- Brief 1: Reproduce the passage in the Coudenberg group article that begins with the words containing "The Coudenberg group presented" and ends with "of Flemish nationalists.".
- Brief 2: Carry on the article about the Coudenberg group think tank, starting after its final sentence.

── Source passage

= Coudenberg group =

Belgian federalist think tank

The Coudenberg group (Coudenberggroep, Groupe Coudenberg) was a Belgian federalist think-tank, it was named after the place where the members met, the Coudenberg, one of the seven hillocks on which the centre of Brussels has been built. President of the organization was the lawyer Jean-Pierre De Bandt.

==Organisation==
The Coudenberg group was established on 6 June 1984 as a non-profit organization and was dissolved on 11 February 1999. The think-tank united leading people from the university, administration, ventures, trade unions and the free professions.
The Coudenberg group presented itself as an independent think-tank which unites, on the basis of a linguistic and ideological pluralism, people who understand that Belgium is itself on a cross point and who want to contribute to the political renewal of this country. The Coudenberg group thought about issues concerning the organization of federal Belgium and published several studies about this topic. Its goal was to defend the federal state against the demands of Flemish nationalists.

────
── Raw data

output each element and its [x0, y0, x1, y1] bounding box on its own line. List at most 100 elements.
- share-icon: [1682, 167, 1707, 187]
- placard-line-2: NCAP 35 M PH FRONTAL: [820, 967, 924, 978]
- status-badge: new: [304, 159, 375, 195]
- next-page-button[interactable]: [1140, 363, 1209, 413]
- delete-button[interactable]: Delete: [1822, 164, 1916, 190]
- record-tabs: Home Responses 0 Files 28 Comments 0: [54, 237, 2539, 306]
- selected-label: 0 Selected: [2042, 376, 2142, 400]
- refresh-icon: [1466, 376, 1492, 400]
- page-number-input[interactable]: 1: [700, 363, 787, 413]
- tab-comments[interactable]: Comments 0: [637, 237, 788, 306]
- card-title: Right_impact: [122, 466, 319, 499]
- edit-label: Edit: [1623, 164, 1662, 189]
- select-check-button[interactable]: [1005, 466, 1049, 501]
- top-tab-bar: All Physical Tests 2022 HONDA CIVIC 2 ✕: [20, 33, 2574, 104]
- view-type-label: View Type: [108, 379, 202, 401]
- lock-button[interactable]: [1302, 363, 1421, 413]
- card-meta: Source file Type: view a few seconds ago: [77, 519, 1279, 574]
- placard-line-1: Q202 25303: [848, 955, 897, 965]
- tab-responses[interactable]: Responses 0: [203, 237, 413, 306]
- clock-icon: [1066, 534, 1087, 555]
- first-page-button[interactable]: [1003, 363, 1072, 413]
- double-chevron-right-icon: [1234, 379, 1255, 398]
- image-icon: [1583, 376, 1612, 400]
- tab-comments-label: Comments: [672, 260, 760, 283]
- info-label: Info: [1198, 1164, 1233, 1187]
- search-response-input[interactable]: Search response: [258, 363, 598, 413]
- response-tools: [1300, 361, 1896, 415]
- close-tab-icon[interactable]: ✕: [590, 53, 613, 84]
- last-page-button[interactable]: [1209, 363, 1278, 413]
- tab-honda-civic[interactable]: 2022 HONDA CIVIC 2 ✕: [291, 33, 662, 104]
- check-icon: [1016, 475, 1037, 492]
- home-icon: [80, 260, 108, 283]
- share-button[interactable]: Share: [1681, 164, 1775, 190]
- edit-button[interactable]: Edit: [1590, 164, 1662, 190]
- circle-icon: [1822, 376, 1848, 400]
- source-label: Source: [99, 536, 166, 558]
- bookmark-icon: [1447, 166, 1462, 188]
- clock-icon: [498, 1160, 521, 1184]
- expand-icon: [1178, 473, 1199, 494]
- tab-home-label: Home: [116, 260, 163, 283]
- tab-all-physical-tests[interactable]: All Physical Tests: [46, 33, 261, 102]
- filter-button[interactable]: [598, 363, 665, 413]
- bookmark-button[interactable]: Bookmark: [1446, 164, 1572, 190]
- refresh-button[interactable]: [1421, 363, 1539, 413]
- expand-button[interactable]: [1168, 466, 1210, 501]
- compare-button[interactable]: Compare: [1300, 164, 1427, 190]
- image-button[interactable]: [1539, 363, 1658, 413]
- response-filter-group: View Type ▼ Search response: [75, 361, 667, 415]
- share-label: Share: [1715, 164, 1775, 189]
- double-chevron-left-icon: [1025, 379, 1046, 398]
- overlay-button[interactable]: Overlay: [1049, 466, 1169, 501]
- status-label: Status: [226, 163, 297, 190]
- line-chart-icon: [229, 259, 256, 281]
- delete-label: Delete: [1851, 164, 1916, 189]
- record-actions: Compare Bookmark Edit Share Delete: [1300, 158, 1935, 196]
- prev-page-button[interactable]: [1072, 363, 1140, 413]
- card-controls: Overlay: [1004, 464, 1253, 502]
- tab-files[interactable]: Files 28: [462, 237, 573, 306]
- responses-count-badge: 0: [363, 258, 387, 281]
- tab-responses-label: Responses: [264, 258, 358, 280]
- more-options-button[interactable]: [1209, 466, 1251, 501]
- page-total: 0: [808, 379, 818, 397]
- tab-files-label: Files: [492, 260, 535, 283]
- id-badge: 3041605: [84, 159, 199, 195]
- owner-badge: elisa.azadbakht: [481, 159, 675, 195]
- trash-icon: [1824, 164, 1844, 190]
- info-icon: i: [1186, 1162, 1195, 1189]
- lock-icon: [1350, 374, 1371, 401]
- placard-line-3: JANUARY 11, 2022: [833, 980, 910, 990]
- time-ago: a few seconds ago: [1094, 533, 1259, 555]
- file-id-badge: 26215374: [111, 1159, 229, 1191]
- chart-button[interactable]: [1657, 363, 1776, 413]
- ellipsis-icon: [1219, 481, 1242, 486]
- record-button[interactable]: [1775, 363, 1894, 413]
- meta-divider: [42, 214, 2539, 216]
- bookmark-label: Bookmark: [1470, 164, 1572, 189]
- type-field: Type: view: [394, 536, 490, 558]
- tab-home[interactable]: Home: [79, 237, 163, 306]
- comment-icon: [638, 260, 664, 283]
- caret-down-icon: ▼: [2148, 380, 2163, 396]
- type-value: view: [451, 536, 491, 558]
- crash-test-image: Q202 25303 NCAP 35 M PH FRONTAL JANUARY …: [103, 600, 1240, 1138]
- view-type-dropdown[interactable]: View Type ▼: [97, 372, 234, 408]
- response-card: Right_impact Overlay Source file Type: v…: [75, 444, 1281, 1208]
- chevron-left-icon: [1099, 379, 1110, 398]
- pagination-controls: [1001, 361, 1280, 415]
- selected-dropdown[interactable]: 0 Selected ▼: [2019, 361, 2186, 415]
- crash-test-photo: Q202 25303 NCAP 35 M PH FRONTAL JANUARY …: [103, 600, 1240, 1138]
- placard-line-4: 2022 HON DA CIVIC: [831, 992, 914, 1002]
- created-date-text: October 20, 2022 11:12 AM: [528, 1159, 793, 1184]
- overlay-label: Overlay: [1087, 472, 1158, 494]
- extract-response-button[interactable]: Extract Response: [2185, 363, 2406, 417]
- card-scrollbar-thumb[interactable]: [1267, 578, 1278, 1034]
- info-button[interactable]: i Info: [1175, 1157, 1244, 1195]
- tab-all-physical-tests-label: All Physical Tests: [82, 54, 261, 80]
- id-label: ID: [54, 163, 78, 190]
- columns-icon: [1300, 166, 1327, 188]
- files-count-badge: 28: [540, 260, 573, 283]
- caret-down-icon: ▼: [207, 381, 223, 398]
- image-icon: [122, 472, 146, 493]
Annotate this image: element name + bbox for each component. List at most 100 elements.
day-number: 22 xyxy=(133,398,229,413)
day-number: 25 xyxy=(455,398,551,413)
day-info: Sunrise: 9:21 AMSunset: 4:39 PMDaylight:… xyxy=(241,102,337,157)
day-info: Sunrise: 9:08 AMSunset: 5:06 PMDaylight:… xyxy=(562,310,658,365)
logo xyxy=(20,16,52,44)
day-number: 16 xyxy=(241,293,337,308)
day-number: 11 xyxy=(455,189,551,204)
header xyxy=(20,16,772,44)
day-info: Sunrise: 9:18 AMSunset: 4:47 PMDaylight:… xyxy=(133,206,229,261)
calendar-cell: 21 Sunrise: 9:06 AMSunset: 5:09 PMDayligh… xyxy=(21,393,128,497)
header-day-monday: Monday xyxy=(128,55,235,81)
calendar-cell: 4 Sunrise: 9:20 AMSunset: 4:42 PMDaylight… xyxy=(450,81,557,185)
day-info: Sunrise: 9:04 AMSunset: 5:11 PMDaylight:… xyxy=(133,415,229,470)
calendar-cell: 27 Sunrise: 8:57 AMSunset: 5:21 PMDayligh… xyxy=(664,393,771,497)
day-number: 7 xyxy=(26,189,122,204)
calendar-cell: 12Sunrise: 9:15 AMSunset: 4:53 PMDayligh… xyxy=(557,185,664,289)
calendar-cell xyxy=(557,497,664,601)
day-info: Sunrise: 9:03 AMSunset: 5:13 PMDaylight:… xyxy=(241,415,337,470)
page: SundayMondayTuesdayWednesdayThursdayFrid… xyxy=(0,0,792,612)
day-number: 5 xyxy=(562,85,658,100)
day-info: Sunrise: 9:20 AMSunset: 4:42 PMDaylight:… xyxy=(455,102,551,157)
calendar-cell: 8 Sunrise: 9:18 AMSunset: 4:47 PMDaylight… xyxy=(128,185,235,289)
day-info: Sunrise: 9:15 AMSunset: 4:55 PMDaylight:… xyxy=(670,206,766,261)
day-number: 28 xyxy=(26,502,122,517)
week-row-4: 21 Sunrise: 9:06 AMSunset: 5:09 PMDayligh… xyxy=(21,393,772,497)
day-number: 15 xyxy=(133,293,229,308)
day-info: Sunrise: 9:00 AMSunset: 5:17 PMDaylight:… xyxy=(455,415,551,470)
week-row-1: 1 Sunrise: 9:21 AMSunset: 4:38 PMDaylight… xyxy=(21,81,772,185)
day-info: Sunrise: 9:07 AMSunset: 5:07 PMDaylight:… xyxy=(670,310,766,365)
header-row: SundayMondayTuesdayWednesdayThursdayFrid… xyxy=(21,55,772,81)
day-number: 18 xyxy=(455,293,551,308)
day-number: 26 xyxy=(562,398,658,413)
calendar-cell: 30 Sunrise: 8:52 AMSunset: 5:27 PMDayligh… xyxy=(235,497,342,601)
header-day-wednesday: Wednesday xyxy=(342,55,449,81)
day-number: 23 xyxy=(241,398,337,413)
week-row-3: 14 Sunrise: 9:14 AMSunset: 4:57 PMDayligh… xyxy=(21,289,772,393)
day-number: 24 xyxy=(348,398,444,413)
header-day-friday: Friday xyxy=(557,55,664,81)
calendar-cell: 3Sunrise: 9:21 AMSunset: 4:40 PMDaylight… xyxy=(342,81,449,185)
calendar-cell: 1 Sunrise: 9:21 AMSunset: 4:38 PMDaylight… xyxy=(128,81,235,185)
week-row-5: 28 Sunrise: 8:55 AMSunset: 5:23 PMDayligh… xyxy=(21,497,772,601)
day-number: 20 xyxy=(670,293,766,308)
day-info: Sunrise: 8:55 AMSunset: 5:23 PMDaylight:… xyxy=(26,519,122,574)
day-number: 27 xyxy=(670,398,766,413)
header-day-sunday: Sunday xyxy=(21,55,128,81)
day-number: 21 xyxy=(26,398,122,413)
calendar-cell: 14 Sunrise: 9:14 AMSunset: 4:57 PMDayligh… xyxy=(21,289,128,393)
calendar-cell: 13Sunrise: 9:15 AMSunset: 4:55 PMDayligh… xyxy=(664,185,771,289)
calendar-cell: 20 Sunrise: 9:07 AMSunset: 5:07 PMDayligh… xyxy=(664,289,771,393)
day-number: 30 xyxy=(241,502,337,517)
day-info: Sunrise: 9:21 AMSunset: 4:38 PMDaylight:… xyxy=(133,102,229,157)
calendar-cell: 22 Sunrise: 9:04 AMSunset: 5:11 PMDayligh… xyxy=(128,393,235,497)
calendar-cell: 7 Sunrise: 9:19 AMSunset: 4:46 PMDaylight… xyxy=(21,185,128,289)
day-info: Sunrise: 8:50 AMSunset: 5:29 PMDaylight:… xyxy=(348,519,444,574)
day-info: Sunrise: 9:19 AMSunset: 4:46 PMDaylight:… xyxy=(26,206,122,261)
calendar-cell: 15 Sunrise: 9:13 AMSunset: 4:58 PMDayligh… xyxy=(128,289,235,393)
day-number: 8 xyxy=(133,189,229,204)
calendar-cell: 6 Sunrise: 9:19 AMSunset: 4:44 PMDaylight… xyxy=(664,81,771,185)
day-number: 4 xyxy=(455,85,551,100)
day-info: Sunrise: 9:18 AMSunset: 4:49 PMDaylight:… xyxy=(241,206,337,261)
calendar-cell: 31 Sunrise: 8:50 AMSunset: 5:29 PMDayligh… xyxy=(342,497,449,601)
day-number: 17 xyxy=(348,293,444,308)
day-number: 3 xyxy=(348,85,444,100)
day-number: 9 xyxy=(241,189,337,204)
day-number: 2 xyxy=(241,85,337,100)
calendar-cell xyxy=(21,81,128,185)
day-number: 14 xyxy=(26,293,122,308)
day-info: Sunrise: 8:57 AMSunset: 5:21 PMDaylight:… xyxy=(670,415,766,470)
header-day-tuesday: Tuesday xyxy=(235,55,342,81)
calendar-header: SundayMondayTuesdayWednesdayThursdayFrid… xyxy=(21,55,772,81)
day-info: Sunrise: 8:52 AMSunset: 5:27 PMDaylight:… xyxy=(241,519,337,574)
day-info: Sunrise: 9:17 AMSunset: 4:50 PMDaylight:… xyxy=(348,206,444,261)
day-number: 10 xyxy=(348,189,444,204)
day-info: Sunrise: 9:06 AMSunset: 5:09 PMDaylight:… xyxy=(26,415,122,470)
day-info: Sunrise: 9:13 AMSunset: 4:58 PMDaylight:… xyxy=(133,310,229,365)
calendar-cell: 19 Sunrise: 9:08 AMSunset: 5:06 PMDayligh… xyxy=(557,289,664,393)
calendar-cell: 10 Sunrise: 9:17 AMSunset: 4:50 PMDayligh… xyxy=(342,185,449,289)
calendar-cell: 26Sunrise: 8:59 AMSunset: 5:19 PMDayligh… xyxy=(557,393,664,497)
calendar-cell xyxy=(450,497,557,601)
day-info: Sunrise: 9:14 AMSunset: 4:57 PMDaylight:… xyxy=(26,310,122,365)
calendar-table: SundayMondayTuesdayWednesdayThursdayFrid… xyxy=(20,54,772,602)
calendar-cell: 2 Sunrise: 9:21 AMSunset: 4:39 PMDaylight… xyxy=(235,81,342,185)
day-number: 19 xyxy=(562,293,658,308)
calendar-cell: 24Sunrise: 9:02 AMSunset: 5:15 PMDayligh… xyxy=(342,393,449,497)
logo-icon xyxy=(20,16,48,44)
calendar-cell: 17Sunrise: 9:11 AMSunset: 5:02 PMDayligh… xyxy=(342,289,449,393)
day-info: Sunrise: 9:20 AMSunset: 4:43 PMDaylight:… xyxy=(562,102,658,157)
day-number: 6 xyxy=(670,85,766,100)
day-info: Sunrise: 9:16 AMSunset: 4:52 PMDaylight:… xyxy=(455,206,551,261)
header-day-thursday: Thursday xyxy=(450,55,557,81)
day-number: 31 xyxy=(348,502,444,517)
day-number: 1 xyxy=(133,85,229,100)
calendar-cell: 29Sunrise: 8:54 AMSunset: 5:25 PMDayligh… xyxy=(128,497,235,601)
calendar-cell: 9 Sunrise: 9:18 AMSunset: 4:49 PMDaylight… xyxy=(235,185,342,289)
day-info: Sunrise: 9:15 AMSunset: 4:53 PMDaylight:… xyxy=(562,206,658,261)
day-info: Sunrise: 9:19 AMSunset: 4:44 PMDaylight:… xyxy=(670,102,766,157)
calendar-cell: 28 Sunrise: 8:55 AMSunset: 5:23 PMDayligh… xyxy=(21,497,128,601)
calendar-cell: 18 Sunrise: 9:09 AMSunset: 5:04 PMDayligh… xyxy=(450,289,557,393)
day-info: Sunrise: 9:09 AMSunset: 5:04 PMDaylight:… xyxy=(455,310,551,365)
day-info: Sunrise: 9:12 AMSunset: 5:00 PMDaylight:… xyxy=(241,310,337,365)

────

- Exercise answer 1:
The Coudenberg group presented itself as an independent think-tank which unites, on the basis of a linguistic and ideological pluralism, people who understand that Belgium is itself on a cross point and who want to contribute to the political renewal of this country. The Coudenberg group thought about issues concerning the organization of federal Belgium and published several studies about this topic. Its goal was to defend the federal state against the demands of Flemish nationalists.

- Exercise answer 2:
==Members==
Among the approximately 70 members were people such as Antoine Bekaert, André Belmans, Philippe Bodson, Bart De Schutter, Jacques De Staercke, Hubert Detremmerie, Mark Dubrulle, Jan Huyghebaert, Koen Lenaerts, Jacques Moulaert, Sylvain Plasschaert, Carlos Van Rafelghem, Paul Van Remoortere, Els Witte, Kris Deschouwer, Mieke Offeciers-Vandewiele, Patrick van Ypersele de Strihou (family of Jacques van Ypersele de Strihou).
The most active members were Frans Vanistendael (former professor fiscal law at the Catholic University of Leuven), Bavo Cool, Alain Deneef (later president of the NMBS), Roland Charlier (civil servant ), Charles van der Straeten Waillet, Jacques Groothaert, Michel van den Abeele, Guy Schrans, Felix Standaert and Jan Hinnekens. Vincent Van Quickenborne was a junior member.

==Bibliography==
- Naar een nieuw België, Lannoo, Tielt (1987)
- In naam van de democratie, Roularta Media Group, Roeselare, (1991)
- De buitenlandse betrekkingen in het federale België
- Federal type solutions and European integration, University Press of America (1990)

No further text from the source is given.